[START]
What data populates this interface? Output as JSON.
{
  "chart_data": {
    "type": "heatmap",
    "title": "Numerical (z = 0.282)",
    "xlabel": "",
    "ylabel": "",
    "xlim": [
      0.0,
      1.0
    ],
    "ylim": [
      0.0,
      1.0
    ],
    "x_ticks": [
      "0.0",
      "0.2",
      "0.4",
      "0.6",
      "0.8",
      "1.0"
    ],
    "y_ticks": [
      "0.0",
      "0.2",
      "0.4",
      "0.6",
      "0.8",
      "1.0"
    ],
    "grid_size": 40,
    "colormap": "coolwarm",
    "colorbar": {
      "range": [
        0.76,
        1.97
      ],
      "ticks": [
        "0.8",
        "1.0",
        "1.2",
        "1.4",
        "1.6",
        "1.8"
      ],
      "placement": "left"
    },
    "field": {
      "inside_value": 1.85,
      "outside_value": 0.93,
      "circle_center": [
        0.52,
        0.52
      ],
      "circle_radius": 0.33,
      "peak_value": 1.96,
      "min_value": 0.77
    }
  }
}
[END]
_Your task:_
Restate all of the entries above precisely.

_Output:_
What data populates this interface? Output as JSON.
{
  "chart_data": {
    "type": "heatmap",
    "title": "Numerical (z = 0.282)",
    "xlabel": "",
    "ylabel": "",
    "xlim": [
      0.0,
      1.0
    ],
    "ylim": [
      0.0,
      1.0
    ],
    "x_ticks": [
      "0.0",
      "0.2",
      "0.4",
      "0.6",
      "0.8",
      "1.0"
    ],
    "y_ticks": [
      "0.0",
      "0.2",
      "0.4",
      "0.6",
      "0.8",
      "1.0"
    ],
    "grid_size": 40,
    "colormap": "coolwarm",
    "colorbar": {
      "range": [
        0.76,
        1.97
      ],
      "ticks": [
        "0.8",
        "1.0",
        "1.2",
        "1.4",
        "1.6",
        "1.8"
      ],
      "placement": "left"
    },
    "field": {
      "inside_value": 1.85,
      "outside_value": 0.93,
      "circle_center": [
        0.52,
        0.52
      ],
      "circle_radius": 0.33,
      "peak_value": 1.96,
      "min_value": 0.77
    }
  }
}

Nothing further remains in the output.